[START]

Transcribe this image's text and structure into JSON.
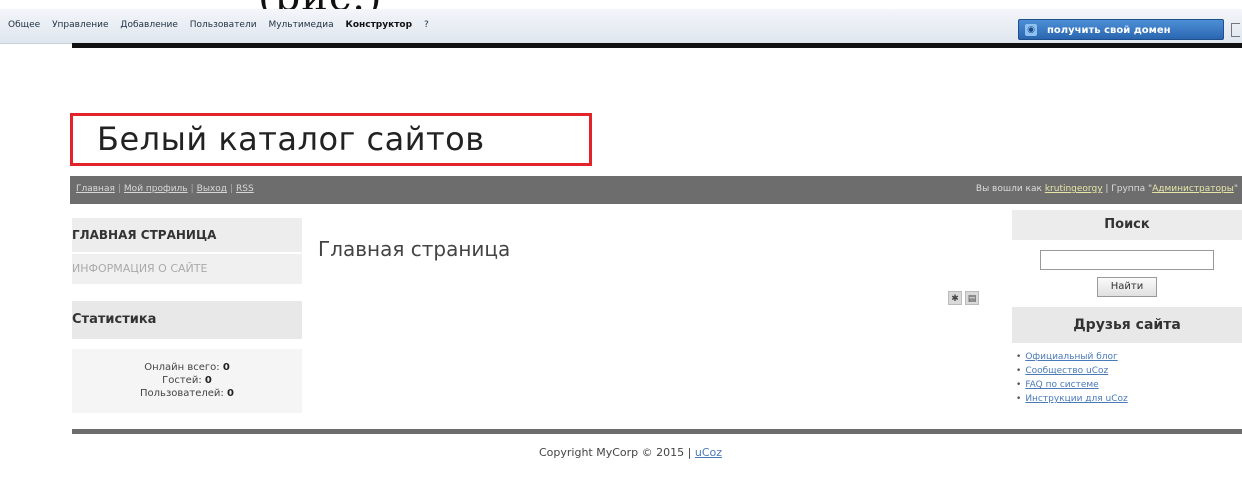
{
  "cut_heading": "(рис.)",
  "adminbar": {
    "items": [
      "Общее",
      "Управление",
      "Добавление",
      "Пользователи",
      "Мультимедиа"
    ],
    "active": "Конструктор",
    "help": "?",
    "domain_button": "получить свой домен"
  },
  "logo": {
    "title": "Белый каталог сайтов"
  },
  "navbar": {
    "links": [
      "Главная",
      "Мой профиль",
      "Выход",
      "RSS"
    ],
    "logged_prefix": "Вы вошли как",
    "username": "krutingeorgy",
    "group_prefix": "| Группа \"",
    "group": "Администраторы",
    "group_suffix": "\""
  },
  "leftcol": {
    "home": "ГЛАВНАЯ СТРАНИЦА",
    "info": "ИНФОРМАЦИЯ О САЙТЕ",
    "stats_title": "Статистика",
    "online_label": "Онлайн всего:",
    "online_value": "0",
    "guests_label": "Гостей:",
    "guests_value": "0",
    "users_label": "Пользователей:",
    "users_value": "0"
  },
  "main": {
    "title": "Главная страница"
  },
  "search": {
    "title": "Поиск",
    "button": "Найти",
    "value": ""
  },
  "friends": {
    "title": "Друзья сайта",
    "links": [
      "Официальный блог",
      "Сообщество uCoz",
      "FAQ по системе",
      "Инструкции для uCoz"
    ]
  },
  "footer": {
    "copyright": "Copyright MyCorp © 2015",
    "sep": "|",
    "link": "uCoz"
  }
}
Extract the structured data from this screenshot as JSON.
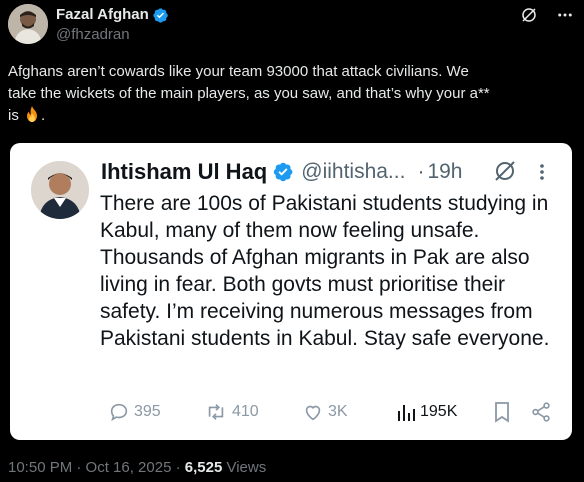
{
  "author": {
    "display_name": "Fazal Afghan",
    "handle": "@fhzadran"
  },
  "tweet": {
    "text_line1": "Afghans aren’t cowards like your team 93000 that attack civilians. We",
    "text_line2": "take the wickets of the main players, as you saw, and that’s why your a**",
    "text_line3": "is",
    "text_end": ".",
    "emoji": "fire-emoji"
  },
  "quoted": {
    "display_name": "Ihtisham Ul Haq",
    "handle": "@iihtisha...",
    "separator": "·",
    "time": "19h",
    "text": "There are 100s of Pakistani students studying in Kabul, many of them now feeling unsafe. Thousands of Afghan migrants in Pak are also living in fear. Both govts must prioritise their safety. I’m receiving numerous messages from Pakistani students in Kabul. Stay safe everyone.",
    "replies": "395",
    "reposts": "410",
    "likes": "3K",
    "views": "195K"
  },
  "footer": {
    "timestamp": "10:50 PM · Oct 16, 2025 · ",
    "views_count": "6,525",
    "views_label": " Views"
  },
  "colors": {
    "background": "#000000",
    "verified": "#1d9bf0",
    "card_bg": "#ffffff",
    "muted": "#71767b"
  }
}
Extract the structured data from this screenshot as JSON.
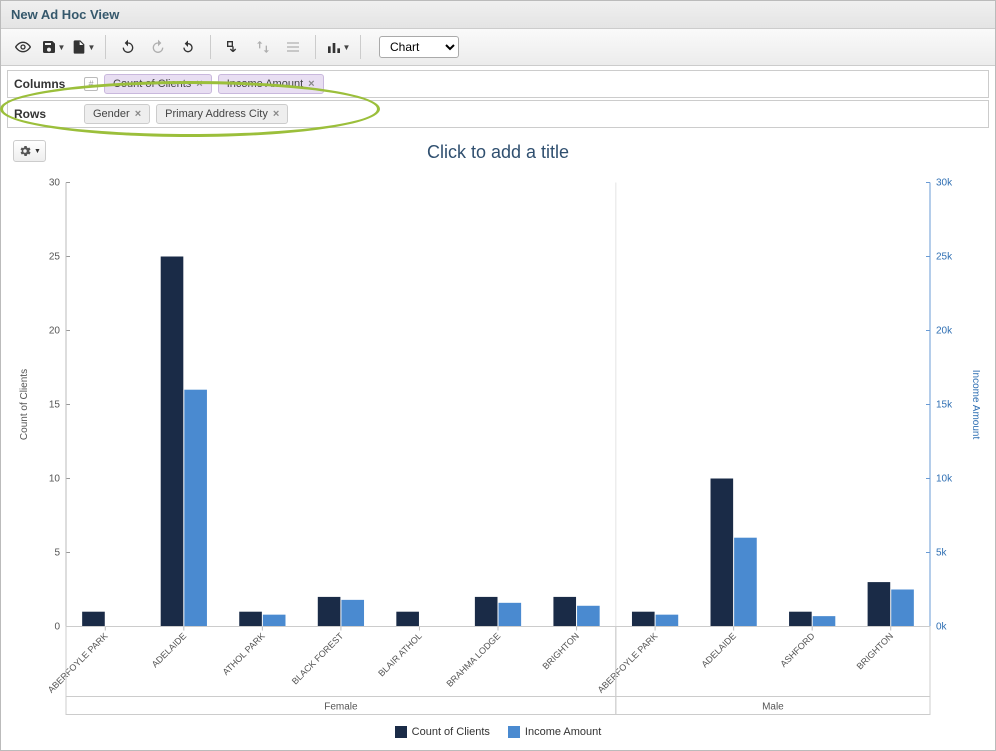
{
  "window_title": "New Ad Hoc View",
  "mode_select": {
    "value": "Chart",
    "options": [
      "Chart"
    ]
  },
  "shelves": {
    "columns": {
      "label": "Columns",
      "items": [
        "Count of Clients",
        "Income Amount"
      ]
    },
    "rows": {
      "label": "Rows",
      "items": [
        "Gender",
        "Primary Address City"
      ]
    }
  },
  "chart_title_placeholder": "Click to add a title",
  "legend": {
    "series1": "Count of Clients",
    "series2": "Income Amount"
  },
  "y1_axis_label": "Count of Clients",
  "y2_axis_label": "Income Amount",
  "y1_ticks": [
    "0",
    "5",
    "10",
    "15",
    "20",
    "25",
    "30"
  ],
  "y2_ticks": [
    "0k",
    "5k",
    "10k",
    "15k",
    "20k",
    "25k",
    "30k"
  ],
  "groups": {
    "g1": "Female",
    "g2": "Male"
  },
  "chart_data": {
    "type": "bar",
    "xlabel": "",
    "ylabel_left": "Count of Clients",
    "ylabel_right": "Income Amount",
    "ylim_left": [
      0,
      30
    ],
    "ylim_right": [
      0,
      30000
    ],
    "groups": [
      {
        "name": "Female",
        "categories": [
          "ABERFOYLE PARK",
          "ADELAIDE",
          "ATHOL PARK",
          "BLACK FOREST",
          "BLAIR ATHOL",
          "BRAHMA LODGE",
          "BRIGHTON"
        ],
        "series": [
          {
            "name": "Count of Clients",
            "values": [
              1,
              25,
              1,
              2,
              1,
              2,
              2
            ]
          },
          {
            "name": "Income Amount",
            "values": [
              0,
              16000,
              800,
              1800,
              0,
              1600,
              1400
            ]
          }
        ]
      },
      {
        "name": "Male",
        "categories": [
          "ABERFOYLE PARK",
          "ADELAIDE",
          "ASHFORD",
          "BRIGHTON"
        ],
        "series": [
          {
            "name": "Count of Clients",
            "values": [
              1,
              10,
              1,
              3
            ]
          },
          {
            "name": "Income Amount",
            "values": [
              800,
              6000,
              700,
              2500
            ]
          }
        ]
      }
    ],
    "colors": {
      "Count of Clients": "#1a2b47",
      "Income Amount": "#4a8ad0"
    }
  }
}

[END]

_SET TASK_
Repeat the records word for word. Any picture in them should be left out.

_OUTPUT_
Transcribe this image's text and structure into JSON.
{
  "cut_heading": "(рис.)",
  "adminbar": {
    "items": [
      "Общее",
      "Управление",
      "Добавление",
      "Пользователи",
      "Мультимедиа"
    ],
    "active": "Конструктор",
    "help": "?",
    "domain_button": "получить свой домен"
  },
  "logo": {
    "title": "Белый каталог сайтов"
  },
  "navbar": {
    "links": [
      "Главная",
      "Мой профиль",
      "Выход",
      "RSS"
    ],
    "logged_prefix": "Вы вошли как",
    "username": "krutingeorgy",
    "group_prefix": "| Группа \"",
    "group": "Администраторы",
    "group_suffix": "\""
  },
  "leftcol": {
    "home": "ГЛАВНАЯ СТРАНИЦА",
    "info": "ИНФОРМАЦИЯ О САЙТЕ",
    "stats_title": "Статистика",
    "online_label": "Онлайн всего:",
    "online_value": "0",
    "guests_label": "Гостей:",
    "guests_value": "0",
    "users_label": "Пользователей:",
    "users_value": "0"
  },
  "main": {
    "title": "Главная страница"
  },
  "search": {
    "title": "Поиск",
    "button": "Найти",
    "value": ""
  },
  "friends": {
    "title": "Друзья сайта",
    "links": [
      "Официальный блог",
      "Сообщество uCoz",
      "FAQ по системе",
      "Инструкции для uCoz"
    ]
  },
  "footer": {
    "copyright": "Copyright MyCorp © 2015",
    "sep": "|",
    "link": "uCoz"
  }
}
Extract the structured data from this screenshot as JSON.
{
  "author": {
    "display_name": "Fazal Afghan",
    "handle": "@fhzadran"
  },
  "tweet": {
    "text_line1": "Afghans aren’t cowards like your team 93000 that attack civilians. We",
    "text_line2": "take the wickets of the main players, as you saw, and that’s why your a**",
    "text_line3": "is",
    "text_end": ".",
    "emoji": "fire-emoji"
  },
  "quoted": {
    "display_name": "Ihtisham Ul Haq",
    "handle": "@iihtisha...",
    "separator": "·",
    "time": "19h",
    "text": "There are 100s of Pakistani students studying in Kabul, many of them now feeling unsafe. Thousands of Afghan migrants in Pak are also living in fear. Both govts must prioritise their safety. I’m receiving numerous messages from Pakistani students in Kabul. Stay safe everyone.",
    "replies": "395",
    "reposts": "410",
    "likes": "3K",
    "views": "195K"
  },
  "footer": {
    "timestamp": "10:50 PM · Oct 16, 2025 · ",
    "views_count": "6,525",
    "views_label": " Views"
  },
  "colors": {
    "background": "#000000",
    "verified": "#1d9bf0",
    "card_bg": "#ffffff",
    "muted": "#71767b"
  }
}
Extract the structured data from this screenshot as JSON.
{
  "window_title": "New Ad Hoc View",
  "mode_select": {
    "value": "Chart",
    "options": [
      "Chart"
    ]
  },
  "shelves": {
    "columns": {
      "label": "Columns",
      "items": [
        "Count of Clients",
        "Income Amount"
      ]
    },
    "rows": {
      "label": "Rows",
      "items": [
        "Gender",
        "Primary Address City"
      ]
    }
  },
  "chart_title_placeholder": "Click to add a title",
  "legend": {
    "series1": "Count of Clients",
    "series2": "Income Amount"
  },
  "y1_axis_label": "Count of Clients",
  "y2_axis_label": "Income Amount",
  "y1_ticks": [
    "0",
    "5",
    "10",
    "15",
    "20",
    "25",
    "30"
  ],
  "y2_ticks": [
    "0k",
    "5k",
    "10k",
    "15k",
    "20k",
    "25k",
    "30k"
  ],
  "groups": {
    "g1": "Female",
    "g2": "Male"
  },
  "chart_data": {
    "type": "bar",
    "xlabel": "",
    "ylabel_left": "Count of Clients",
    "ylabel_right": "Income Amount",
    "ylim_left": [
      0,
      30
    ],
    "ylim_right": [
      0,
      30000
    ],
    "groups": [
      {
        "name": "Female",
        "categories": [
          "ABERFOYLE PARK",
          "ADELAIDE",
          "ATHOL PARK",
          "BLACK FOREST",
          "BLAIR ATHOL",
          "BRAHMA LODGE",
          "BRIGHTON"
        ],
        "series": [
          {
            "name": "Count of Clients",
            "values": [
              1,
              25,
              1,
              2,
              1,
              2,
              2
            ]
          },
          {
            "name": "Income Amount",
            "values": [
              0,
              16000,
              800,
              1800,
              0,
              1600,
              1400
            ]
          }
        ]
      },
      {
        "name": "Male",
        "categories": [
          "ABERFOYLE PARK",
          "ADELAIDE",
          "ASHFORD",
          "BRIGHTON"
        ],
        "series": [
          {
            "name": "Count of Clients",
            "values": [
              1,
              10,
              1,
              3
            ]
          },
          {
            "name": "Income Amount",
            "values": [
              800,
              6000,
              700,
              2500
            ]
          }
        ]
      }
    ],
    "colors": {
      "Count of Clients": "#1a2b47",
      "Income Amount": "#4a8ad0"
    }
  }
}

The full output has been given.